▶ Task to complete:
Collect every line in the records below that contains the word "Daily".

(Stored dataset items)
BEGIN
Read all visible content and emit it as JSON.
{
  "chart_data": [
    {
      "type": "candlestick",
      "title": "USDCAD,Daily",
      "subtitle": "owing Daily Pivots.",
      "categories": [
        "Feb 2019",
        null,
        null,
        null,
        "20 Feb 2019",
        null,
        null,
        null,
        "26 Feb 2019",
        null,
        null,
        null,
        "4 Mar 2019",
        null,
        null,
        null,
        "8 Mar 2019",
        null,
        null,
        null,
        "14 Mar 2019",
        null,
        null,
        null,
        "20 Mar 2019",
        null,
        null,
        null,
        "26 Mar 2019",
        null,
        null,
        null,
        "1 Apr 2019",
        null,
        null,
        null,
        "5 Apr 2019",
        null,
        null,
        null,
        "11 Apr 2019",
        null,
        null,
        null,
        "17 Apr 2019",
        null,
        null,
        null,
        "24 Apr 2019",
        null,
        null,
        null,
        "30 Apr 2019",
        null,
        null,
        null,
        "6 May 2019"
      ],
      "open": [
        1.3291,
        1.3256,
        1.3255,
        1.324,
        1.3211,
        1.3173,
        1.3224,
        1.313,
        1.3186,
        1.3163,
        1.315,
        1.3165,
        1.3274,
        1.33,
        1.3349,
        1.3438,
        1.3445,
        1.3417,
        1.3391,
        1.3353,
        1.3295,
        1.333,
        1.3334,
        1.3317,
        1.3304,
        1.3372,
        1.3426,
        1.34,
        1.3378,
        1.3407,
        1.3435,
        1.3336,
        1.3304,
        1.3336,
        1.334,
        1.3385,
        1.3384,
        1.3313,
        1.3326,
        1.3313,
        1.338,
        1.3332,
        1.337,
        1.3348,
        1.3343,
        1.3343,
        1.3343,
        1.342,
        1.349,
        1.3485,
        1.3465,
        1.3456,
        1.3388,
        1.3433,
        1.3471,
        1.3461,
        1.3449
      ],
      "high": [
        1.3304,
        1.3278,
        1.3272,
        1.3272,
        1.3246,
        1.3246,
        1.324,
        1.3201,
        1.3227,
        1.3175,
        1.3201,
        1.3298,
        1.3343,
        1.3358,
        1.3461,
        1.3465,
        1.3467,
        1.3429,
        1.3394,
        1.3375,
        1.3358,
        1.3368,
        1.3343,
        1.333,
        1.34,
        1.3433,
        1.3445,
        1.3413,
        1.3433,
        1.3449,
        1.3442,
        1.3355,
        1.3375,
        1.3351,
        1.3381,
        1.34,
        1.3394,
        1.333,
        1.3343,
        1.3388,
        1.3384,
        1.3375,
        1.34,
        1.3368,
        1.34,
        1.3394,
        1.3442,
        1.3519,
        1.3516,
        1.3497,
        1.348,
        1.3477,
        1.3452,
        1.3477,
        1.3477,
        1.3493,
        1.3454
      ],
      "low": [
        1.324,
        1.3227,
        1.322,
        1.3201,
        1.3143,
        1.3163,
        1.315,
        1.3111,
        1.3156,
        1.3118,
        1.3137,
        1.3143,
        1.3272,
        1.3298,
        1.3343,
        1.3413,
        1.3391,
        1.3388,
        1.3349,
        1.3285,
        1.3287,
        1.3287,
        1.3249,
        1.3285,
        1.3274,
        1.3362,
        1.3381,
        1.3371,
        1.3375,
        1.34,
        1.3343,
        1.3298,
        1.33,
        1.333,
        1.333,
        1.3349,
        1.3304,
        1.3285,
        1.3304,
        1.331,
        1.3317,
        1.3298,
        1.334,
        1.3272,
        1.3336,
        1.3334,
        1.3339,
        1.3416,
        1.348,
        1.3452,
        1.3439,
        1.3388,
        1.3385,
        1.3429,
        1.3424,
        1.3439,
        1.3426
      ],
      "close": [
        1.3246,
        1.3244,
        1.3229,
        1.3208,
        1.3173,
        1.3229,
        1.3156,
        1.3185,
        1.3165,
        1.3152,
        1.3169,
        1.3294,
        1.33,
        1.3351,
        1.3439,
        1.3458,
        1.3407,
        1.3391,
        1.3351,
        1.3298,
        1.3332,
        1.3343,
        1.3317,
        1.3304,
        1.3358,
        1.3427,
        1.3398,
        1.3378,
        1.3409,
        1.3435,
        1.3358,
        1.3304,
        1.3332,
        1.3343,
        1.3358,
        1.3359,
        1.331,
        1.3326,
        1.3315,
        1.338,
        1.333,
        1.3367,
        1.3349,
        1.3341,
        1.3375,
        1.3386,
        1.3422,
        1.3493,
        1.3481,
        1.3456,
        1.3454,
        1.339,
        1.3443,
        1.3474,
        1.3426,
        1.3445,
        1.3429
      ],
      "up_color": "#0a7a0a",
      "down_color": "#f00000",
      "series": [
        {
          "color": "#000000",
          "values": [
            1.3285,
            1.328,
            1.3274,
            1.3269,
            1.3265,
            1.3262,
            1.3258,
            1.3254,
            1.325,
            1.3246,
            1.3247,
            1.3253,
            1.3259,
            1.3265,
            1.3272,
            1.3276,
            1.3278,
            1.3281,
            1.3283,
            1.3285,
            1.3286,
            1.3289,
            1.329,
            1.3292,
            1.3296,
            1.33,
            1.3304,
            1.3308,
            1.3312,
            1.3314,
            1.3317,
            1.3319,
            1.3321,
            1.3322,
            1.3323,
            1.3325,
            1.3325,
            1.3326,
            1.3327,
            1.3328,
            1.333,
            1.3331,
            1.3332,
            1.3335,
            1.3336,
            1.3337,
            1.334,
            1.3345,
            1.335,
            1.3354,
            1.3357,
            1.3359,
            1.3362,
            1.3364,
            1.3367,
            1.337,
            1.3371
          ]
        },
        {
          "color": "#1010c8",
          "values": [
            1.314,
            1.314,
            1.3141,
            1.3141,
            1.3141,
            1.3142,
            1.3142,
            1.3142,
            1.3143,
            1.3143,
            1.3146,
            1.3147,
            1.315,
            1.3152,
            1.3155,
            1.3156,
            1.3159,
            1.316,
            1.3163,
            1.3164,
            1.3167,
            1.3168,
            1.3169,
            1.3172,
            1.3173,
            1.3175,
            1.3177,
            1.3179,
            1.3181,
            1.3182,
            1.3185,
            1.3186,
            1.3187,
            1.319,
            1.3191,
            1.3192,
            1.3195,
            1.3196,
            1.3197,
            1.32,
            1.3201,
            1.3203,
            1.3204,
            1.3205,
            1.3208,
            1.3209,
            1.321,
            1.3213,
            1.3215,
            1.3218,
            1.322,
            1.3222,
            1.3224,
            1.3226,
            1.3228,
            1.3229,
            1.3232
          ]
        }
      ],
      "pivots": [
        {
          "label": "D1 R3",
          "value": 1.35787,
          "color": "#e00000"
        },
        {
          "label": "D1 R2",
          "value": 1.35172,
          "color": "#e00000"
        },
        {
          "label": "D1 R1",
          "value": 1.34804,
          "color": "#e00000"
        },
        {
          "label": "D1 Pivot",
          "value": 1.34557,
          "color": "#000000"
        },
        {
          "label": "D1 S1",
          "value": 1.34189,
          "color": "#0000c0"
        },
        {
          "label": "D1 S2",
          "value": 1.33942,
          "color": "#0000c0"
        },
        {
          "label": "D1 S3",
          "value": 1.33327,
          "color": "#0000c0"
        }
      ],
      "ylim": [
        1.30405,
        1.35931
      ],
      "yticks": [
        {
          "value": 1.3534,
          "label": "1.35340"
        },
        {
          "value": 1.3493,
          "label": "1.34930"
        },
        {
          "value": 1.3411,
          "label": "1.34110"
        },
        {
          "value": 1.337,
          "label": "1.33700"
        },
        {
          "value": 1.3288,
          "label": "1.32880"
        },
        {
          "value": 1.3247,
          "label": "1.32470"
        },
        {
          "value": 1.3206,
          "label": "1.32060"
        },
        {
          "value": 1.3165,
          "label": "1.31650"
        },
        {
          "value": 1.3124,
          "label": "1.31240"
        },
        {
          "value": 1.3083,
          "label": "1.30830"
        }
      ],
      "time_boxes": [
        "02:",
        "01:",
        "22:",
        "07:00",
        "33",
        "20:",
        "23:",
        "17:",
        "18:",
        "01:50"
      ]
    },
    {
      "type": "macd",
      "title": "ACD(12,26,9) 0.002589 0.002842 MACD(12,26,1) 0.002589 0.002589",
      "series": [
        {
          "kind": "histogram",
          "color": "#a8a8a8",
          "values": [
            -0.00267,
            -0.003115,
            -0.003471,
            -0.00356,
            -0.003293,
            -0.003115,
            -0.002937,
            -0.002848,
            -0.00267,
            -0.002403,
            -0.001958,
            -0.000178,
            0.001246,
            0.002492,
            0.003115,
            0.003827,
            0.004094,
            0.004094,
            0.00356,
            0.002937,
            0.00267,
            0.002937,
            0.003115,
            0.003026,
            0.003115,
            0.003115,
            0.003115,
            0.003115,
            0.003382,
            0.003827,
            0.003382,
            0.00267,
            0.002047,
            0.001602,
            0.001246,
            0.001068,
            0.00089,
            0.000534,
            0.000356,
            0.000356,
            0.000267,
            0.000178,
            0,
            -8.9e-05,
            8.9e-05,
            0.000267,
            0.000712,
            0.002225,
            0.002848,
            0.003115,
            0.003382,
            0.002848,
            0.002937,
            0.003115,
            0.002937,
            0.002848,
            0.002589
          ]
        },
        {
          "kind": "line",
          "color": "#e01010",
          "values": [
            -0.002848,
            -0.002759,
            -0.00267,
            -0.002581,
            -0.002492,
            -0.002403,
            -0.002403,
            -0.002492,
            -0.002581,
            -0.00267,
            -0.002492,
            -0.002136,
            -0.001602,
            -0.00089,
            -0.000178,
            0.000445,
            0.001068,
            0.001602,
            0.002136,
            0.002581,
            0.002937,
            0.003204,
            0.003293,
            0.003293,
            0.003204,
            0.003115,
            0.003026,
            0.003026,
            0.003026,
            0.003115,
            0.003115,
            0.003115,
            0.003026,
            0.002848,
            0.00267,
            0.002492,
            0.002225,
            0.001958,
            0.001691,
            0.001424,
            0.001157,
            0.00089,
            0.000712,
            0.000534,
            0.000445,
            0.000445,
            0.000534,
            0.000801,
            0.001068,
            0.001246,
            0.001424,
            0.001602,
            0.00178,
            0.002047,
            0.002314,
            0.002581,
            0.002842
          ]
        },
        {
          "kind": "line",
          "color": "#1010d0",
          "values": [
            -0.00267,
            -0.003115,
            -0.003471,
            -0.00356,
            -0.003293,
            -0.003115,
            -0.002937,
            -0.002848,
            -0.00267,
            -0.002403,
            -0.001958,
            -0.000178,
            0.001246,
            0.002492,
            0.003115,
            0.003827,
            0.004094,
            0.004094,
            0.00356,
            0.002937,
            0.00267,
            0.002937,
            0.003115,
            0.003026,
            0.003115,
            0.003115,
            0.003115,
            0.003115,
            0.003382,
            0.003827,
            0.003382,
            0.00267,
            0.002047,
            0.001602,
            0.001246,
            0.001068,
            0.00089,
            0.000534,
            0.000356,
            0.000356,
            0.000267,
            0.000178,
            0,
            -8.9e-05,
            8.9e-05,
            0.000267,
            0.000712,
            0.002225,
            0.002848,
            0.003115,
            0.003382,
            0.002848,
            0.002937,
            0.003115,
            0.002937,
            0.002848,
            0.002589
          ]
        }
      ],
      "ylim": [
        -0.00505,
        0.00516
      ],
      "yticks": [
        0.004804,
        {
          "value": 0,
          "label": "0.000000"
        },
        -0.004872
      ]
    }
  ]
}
END
▶ Correct output:
      "title": "USDCAD,Daily",
      "subtitle": "owing Daily Pivots.",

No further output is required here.